== Text to read ==
Case ID: ark_313/html/0253-01.html
Source: Caselaw Access Project
Author: {"author": "Jack Holt, Jr., Chief Justice.", "license": "Public Domain", "url": "https://static.case.law/"}
Date Created: 2024-08-24T03:29:51.129683

Larry FRIAR v. STATE of Arkansas
    CR 92-1346
    854 S.W.2d 318
    Supreme Court of Arkansas
    Opinion delivered May 24, 1993
    
      
      W. Scott Davidson, for appellant.
    
      Winston Bryant, Att’y Gen., by: Gil Dudley, Asst. Att’y Gen., for appellee.
   Jack Holt, Jr., Chief Justice.

The appellant, Larry Friar (Friar), was convicted of delivery of a controlled substance, cocaine, after a bench trial in Craighead County Circuit Court and sentenced to forty-five years imprisonment. His sentenced was enhanced due to four previous convictions. We affirm.

Ruby “Touche” Gray (Gray) worked as a confidential informant in 1991 for the Arkansas State Police. On August 7, 1991 he had a meeting with law enforcement officers at Arkansas State Police Headquarters to arrange for a drug buy from Friar. Officer Danny Smith, Jr. testified that he searched Gray for drugs, money and weapons. Finding none, Smith wired Gray with a body mike so that the officers could overhear and record any conversations the information had with Friar.
===
▶ Required actions:
**a.** From the court opinion, echo the text between "Larry FRIAR v." and "Gen., for appellee.", inclusive.
**b.** In the court opinion, which officer searched Gray for drugs, money and weapons?
**c.** Pick up the court opinion in Friar v. State of Arkansas after its final sentence and keep writing.
== Records shown ==
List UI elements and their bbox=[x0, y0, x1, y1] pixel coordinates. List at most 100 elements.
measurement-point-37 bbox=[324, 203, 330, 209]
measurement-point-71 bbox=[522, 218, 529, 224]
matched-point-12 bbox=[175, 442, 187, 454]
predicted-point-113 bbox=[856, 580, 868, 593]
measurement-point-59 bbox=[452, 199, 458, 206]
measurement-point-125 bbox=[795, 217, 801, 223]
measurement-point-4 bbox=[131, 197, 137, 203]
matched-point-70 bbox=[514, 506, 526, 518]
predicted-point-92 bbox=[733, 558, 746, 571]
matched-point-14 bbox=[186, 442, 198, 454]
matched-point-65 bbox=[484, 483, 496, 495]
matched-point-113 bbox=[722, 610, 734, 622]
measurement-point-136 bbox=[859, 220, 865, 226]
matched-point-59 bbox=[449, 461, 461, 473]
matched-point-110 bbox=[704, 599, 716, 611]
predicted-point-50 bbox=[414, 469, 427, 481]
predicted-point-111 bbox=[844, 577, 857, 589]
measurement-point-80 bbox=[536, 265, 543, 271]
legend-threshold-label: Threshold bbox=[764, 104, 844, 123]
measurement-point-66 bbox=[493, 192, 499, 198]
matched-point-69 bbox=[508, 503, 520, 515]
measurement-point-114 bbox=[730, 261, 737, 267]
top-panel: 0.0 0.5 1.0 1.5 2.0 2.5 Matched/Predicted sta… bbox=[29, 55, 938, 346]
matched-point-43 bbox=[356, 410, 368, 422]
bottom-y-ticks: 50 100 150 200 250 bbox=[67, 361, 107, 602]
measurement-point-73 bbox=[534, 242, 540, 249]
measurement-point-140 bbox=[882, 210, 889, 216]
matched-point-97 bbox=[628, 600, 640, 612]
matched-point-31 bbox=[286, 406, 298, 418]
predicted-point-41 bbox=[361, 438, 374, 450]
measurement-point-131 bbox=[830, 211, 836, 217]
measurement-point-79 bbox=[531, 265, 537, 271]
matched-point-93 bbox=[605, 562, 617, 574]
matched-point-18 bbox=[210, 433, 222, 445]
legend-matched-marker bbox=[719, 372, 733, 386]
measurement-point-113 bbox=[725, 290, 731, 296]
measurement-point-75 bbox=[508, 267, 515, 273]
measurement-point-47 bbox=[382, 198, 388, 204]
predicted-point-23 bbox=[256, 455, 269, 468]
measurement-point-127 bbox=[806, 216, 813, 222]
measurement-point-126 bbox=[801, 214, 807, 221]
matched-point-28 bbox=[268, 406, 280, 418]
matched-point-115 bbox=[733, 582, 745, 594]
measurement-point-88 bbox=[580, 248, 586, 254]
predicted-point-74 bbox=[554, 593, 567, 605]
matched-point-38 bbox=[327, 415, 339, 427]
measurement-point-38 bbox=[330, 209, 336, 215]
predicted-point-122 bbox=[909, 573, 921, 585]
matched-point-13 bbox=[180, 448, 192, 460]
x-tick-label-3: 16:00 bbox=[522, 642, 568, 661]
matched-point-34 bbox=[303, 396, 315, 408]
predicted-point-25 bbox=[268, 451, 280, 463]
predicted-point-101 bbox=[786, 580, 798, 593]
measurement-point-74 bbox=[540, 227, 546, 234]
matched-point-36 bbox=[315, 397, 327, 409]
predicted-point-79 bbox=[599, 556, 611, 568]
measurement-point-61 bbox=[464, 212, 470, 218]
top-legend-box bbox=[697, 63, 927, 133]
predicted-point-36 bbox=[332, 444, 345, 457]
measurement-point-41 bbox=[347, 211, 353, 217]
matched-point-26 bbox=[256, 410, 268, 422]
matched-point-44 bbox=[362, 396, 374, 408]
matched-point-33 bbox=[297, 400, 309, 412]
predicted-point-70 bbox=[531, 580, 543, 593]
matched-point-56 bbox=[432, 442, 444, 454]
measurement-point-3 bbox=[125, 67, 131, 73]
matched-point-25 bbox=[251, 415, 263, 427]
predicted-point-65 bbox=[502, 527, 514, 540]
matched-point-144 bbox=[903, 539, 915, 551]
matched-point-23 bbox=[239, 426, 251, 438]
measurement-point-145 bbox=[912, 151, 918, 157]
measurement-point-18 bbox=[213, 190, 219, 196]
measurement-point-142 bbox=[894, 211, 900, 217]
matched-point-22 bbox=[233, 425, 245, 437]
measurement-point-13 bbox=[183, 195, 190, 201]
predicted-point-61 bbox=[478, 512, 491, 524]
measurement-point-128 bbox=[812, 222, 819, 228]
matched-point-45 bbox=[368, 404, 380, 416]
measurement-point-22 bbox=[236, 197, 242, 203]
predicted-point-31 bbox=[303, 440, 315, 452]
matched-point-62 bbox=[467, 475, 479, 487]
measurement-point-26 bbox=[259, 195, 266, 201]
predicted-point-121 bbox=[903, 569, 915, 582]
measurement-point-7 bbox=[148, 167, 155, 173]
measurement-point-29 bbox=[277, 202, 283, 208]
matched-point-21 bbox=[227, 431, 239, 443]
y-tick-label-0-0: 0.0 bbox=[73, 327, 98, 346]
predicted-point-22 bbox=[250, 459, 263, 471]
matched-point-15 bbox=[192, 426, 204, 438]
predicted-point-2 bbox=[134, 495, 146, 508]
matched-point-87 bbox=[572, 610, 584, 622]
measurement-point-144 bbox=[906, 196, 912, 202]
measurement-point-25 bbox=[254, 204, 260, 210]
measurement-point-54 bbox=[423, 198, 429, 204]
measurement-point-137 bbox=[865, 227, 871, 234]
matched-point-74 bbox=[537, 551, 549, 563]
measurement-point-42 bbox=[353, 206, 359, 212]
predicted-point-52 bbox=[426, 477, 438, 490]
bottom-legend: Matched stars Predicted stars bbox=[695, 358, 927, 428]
===
▶ The answers:
**a.**
Larry FRIAR v. STATE of Arkansas
    CR 92-1346
    854 S.W.2d 318
    Supreme Court of Arkansas
    Opinion delivered May 24, 1993
    
      
      W. Scott Davidson, for appellant.
    
      Winston Bryant, Att’y Gen., by: Gil Dudley, Asst. Att’y Gen., for appellee.

**b.** Officer Danny Smith, Jr.

**c.**
Smith was to go with Gray on the drug buy. Officers Grigsby and Thomas did visual surveillance, and Officers Bogard and Blankenship were doing visual and audio surveillance.

Smith and Gray drove to a house in which Friar was believed to reside, and Gray went up to the door. According to the tape of the conversation and Gray’s testimony, Friar came to the door. Friar asked, “What you need?,” to which Gray responded, “I need an eight ball.” Friar stated that, “I ain’t got that much. I’m not that strong. I can probably give you six. . .1 will give you six for $100.” Gray and Friar then agreed to meet and make the drug transaction a block up the street.

Gray returned to Smith’s vehicle and told him what was about to occur. Smith then saw Gray walk about a block up the street. A red Ford Festiva pulled up beside Gray. Although Smith could not determine the identity of the car’s occupant, he could see that the driver was a light-skinned, black male. The car tags on the Festiva proved that the car was owned by Friar’s mother.

As Gray approached the car, the driver got out, went around to the trunk and gave Gray a brown paper bag containing six “rocks.” Gray gave him $100, and Friar got back in the car and drove away.

Kim Brown, a drug chemist with the Arkansas Crime Lab examined the six “rocks” and determined that they weighed .93 grams and contained cocaine base and a small amount of benzocaine.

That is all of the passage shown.